▼

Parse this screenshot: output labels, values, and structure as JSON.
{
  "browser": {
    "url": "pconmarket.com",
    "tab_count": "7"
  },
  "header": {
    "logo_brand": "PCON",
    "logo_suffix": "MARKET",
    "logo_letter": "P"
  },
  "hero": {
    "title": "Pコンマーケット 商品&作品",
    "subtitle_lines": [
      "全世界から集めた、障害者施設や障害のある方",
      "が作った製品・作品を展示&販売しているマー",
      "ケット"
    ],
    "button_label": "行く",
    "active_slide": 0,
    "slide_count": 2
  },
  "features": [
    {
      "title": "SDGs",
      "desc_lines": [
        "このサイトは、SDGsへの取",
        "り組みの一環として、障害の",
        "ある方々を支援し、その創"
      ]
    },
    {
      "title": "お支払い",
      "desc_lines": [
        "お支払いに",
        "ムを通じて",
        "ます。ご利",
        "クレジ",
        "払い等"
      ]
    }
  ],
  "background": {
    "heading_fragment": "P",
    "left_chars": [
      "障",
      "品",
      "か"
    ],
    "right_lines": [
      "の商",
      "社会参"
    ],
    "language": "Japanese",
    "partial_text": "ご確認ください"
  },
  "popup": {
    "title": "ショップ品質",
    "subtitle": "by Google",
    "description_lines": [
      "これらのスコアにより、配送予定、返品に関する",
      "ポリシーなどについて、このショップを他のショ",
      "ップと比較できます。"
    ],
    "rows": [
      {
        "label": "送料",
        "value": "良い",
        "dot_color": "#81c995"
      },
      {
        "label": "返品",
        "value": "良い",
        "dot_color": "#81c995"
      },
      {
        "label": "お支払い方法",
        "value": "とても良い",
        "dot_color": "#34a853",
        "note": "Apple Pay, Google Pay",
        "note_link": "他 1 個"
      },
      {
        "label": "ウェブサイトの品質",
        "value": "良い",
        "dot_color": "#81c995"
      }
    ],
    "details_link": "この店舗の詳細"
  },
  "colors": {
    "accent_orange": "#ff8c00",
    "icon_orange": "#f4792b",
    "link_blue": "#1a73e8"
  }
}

▲

**PROBLEM REQUIREMENTS**
Every line of the data above should be reproduced word for word.

**OUTPUT FOR THIS EXERCISE**
Parse this screenshot: output labels, values, and structure as JSON.
{
  "browser": {
    "url": "pconmarket.com",
    "tab_count": "7"
  },
  "header": {
    "logo_brand": "PCON",
    "logo_suffix": "MARKET",
    "logo_letter": "P"
  },
  "hero": {
    "title": "Pコンマーケット 商品&作品",
    "subtitle_lines": [
      "全世界から集めた、障害者施設や障害のある方",
      "が作った製品・作品を展示&販売しているマー",
      "ケット"
    ],
    "button_label": "行く",
    "active_slide": 0,
    "slide_count": 2
  },
  "features": [
    {
      "title": "SDGs",
      "desc_lines": [
        "このサイトは、SDGsへの取",
        "り組みの一環として、障害の",
        "ある方々を支援し、その創"
      ]
    },
    {
      "title": "お支払い",
      "desc_lines": [
        "お支払いに",
        "ムを通じて",
        "ます。ご利",
        "クレジ",
        "払い等"
      ]
    }
  ],
  "background": {
    "heading_fragment": "P",
    "left_chars": [
      "障",
      "品",
      "か"
    ],
    "right_lines": [
      "の商",
      "社会参"
    ],
    "language": "Japanese",
    "partial_text": "ご確認ください"
  },
  "popup": {
    "title": "ショップ品質",
    "subtitle": "by Google",
    "description_lines": [
      "これらのスコアにより、配送予定、返品に関する",
      "ポリシーなどについて、このショップを他のショ",
      "ップと比較できます。"
    ],
    "rows": [
      {
        "label": "送料",
        "value": "良い",
        "dot_color": "#81c995"
      },
      {
        "label": "返品",
        "value": "良い",
        "dot_color": "#81c995"
      },
      {
        "label": "お支払い方法",
        "value": "とても良い",
        "dot_color": "#34a853",
        "note": "Apple Pay, Google Pay",
        "note_link": "他 1 個"
      },
      {
        "label": "ウェブサイトの品質",
        "value": "良い",
        "dot_color": "#81c995"
      }
    ],
    "details_link": "この店舗の詳細"
  },
  "colors": {
    "accent_orange": "#ff8c00",
    "icon_orange": "#f4792b",
    "link_blue": "#1a73e8"
  }
}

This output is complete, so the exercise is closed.